## Problem to work on:
Find each line holding the word "staníc" and give the total alone.

## Data for this exercise:
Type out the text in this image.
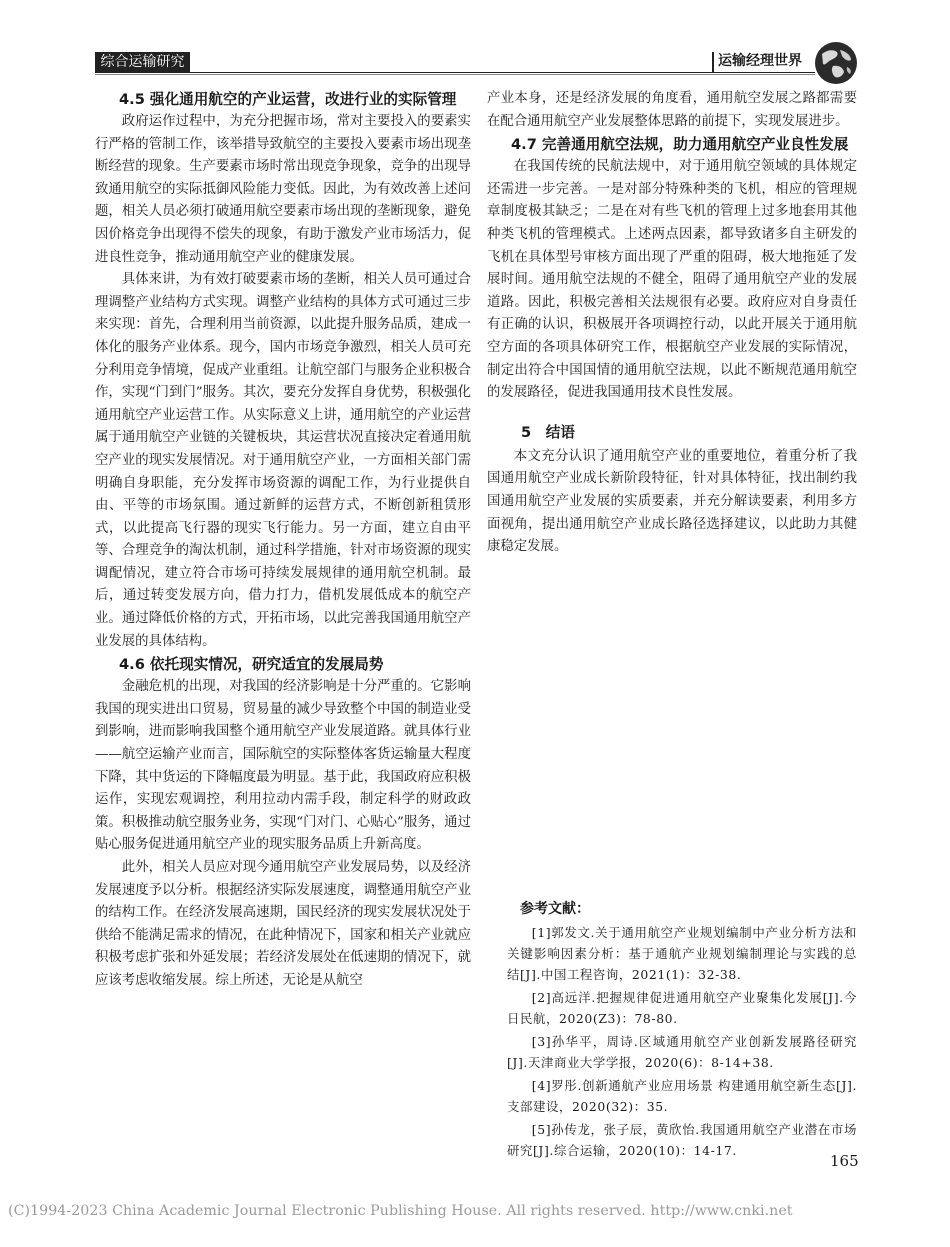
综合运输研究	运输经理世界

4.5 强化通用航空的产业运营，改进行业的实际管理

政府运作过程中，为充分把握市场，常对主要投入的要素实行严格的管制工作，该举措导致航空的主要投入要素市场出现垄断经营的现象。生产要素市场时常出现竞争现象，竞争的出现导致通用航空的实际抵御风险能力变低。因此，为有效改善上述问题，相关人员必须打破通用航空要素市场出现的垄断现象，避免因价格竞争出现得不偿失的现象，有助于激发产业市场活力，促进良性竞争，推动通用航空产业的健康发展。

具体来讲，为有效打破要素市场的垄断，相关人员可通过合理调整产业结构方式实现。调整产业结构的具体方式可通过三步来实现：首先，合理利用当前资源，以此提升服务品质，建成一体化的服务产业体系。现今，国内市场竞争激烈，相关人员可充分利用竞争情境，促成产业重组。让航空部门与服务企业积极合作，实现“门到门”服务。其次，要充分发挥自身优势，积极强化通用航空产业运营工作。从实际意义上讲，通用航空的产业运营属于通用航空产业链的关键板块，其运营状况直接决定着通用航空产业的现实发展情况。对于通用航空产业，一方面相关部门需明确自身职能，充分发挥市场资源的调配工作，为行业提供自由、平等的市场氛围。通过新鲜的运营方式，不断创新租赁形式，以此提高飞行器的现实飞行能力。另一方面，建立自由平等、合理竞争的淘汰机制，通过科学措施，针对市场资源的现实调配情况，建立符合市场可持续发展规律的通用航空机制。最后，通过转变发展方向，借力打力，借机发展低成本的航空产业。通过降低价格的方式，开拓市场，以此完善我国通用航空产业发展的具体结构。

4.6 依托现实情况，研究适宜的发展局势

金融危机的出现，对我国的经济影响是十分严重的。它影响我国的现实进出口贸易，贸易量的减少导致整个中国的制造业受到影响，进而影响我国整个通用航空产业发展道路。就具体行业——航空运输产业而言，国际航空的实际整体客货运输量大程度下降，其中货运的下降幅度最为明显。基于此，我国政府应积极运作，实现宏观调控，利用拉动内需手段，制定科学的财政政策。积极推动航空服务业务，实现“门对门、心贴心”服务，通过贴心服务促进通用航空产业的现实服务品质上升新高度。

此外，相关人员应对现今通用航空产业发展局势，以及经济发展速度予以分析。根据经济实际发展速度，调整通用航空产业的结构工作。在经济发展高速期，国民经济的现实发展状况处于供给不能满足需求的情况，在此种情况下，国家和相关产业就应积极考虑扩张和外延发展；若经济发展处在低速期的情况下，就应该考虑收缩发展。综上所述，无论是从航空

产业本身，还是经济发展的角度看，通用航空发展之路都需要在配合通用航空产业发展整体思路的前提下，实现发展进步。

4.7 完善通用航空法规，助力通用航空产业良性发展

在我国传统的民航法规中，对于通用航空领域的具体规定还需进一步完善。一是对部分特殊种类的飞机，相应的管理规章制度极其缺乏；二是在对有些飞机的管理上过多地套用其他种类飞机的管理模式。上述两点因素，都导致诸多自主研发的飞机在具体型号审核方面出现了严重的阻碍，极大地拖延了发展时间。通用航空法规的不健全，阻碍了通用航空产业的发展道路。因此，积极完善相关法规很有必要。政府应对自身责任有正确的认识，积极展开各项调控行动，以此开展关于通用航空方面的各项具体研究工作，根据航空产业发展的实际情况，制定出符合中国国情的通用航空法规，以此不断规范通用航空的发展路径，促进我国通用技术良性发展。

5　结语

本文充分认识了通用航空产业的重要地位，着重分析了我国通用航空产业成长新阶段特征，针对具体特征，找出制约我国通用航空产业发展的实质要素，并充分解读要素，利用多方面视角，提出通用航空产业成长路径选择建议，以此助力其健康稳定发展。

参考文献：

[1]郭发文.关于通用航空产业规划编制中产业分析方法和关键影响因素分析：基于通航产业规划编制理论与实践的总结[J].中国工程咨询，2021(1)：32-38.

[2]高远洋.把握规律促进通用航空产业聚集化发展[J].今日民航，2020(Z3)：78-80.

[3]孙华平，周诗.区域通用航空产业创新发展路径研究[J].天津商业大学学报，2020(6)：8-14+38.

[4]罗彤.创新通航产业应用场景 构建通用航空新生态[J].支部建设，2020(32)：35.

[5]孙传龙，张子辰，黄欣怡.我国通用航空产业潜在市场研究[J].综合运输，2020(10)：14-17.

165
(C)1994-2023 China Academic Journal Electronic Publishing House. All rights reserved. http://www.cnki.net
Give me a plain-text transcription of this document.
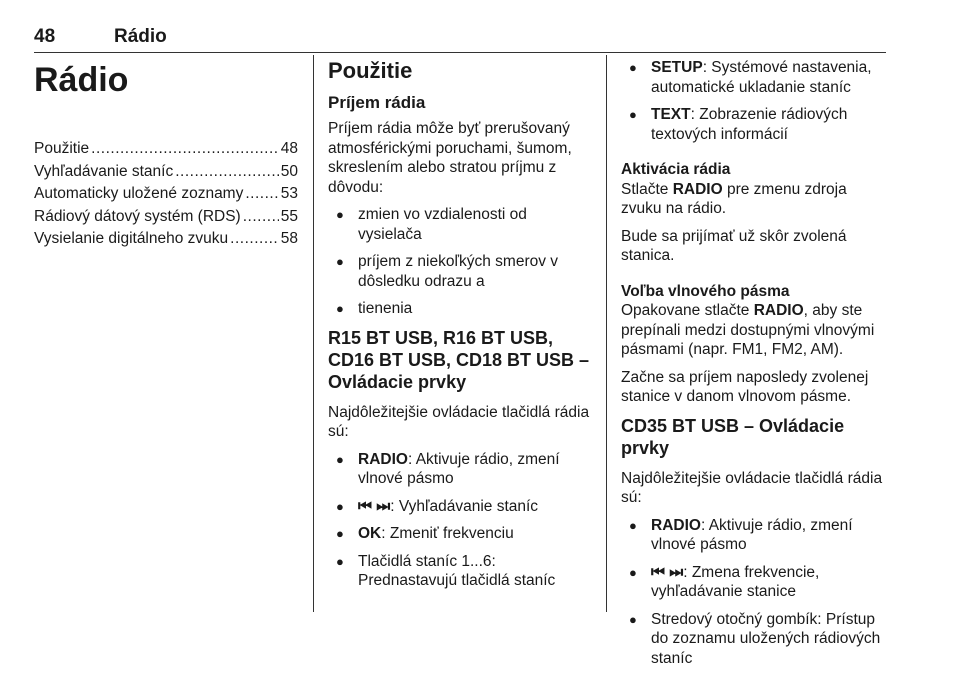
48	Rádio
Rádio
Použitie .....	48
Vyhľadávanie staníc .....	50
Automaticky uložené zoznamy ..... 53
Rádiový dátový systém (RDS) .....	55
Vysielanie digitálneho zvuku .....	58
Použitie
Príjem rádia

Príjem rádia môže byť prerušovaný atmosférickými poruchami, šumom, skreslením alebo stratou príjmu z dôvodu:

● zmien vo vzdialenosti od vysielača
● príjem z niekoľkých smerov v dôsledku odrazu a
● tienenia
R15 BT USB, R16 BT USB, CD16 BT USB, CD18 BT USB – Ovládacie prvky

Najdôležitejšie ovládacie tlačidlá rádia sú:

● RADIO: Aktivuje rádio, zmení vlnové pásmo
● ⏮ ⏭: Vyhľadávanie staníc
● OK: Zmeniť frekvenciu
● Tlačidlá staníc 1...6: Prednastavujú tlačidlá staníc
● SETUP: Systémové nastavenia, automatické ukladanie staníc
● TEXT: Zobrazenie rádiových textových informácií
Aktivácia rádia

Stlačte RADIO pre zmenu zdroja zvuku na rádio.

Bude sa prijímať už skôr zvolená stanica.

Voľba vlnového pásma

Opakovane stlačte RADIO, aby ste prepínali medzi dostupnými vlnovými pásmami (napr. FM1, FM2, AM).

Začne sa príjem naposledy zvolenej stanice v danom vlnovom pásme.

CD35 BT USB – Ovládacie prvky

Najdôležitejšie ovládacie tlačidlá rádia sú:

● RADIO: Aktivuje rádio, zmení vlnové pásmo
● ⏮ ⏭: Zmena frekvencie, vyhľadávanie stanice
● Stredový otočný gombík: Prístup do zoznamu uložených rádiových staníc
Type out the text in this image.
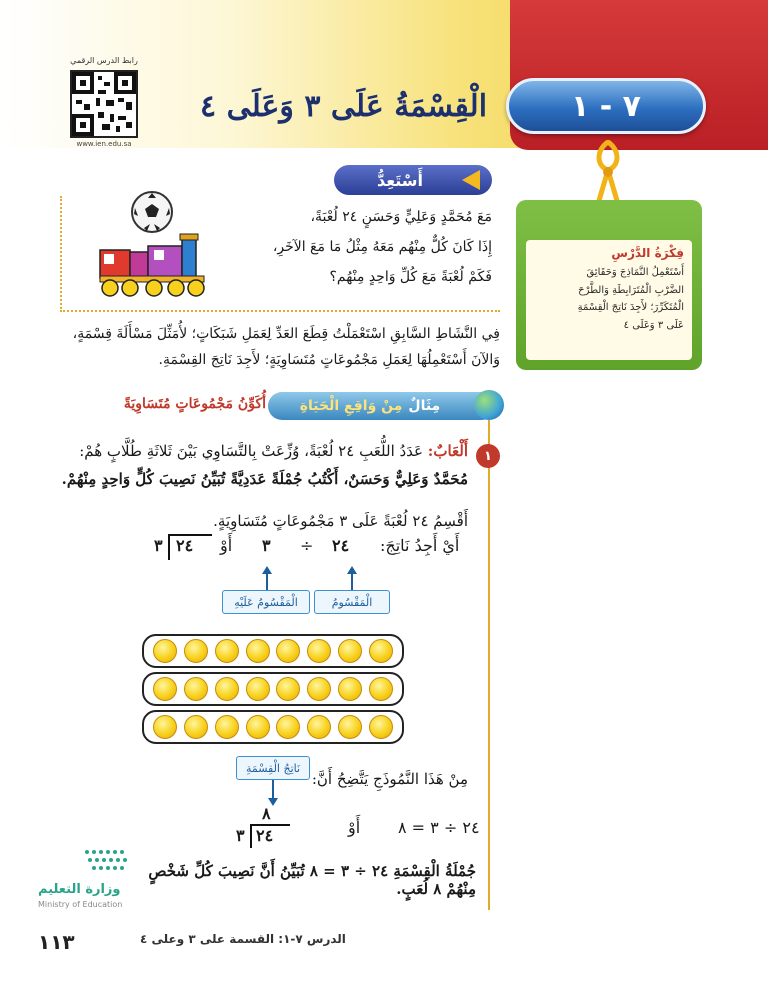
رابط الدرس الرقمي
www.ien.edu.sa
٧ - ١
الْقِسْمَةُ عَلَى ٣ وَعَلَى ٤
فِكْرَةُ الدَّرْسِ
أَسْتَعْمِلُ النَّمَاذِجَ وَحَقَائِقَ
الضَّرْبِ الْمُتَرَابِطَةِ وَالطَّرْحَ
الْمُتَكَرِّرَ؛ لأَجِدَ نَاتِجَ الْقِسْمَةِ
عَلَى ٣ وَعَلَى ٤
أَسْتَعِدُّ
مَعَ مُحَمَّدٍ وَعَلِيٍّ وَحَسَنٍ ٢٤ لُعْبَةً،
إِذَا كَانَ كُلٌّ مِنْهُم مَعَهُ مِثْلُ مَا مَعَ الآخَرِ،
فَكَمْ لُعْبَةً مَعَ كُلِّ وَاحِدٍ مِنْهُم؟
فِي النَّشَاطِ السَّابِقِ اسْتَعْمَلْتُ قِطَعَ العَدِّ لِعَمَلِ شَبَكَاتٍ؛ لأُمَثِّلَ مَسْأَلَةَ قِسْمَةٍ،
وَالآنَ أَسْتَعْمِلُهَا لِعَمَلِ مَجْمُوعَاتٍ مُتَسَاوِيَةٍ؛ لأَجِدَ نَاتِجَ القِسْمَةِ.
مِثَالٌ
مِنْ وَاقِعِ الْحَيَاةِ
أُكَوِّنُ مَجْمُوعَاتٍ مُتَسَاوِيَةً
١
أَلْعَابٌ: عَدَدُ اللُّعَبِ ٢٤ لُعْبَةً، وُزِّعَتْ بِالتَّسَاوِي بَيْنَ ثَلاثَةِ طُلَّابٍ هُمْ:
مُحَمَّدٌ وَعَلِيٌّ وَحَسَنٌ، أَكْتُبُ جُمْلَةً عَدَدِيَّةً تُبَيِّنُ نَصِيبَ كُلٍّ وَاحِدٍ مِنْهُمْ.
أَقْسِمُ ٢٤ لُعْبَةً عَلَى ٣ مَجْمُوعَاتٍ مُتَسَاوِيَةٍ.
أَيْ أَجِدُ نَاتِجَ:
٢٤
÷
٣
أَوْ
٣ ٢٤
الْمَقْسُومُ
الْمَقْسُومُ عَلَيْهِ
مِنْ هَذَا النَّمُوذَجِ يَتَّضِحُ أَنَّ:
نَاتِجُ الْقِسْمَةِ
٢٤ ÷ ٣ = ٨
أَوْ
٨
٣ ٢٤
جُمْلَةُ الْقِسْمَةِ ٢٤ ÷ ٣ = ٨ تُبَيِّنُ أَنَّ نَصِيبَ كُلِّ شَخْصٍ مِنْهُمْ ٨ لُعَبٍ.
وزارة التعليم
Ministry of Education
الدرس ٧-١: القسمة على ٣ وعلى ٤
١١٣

## Exercise output:
5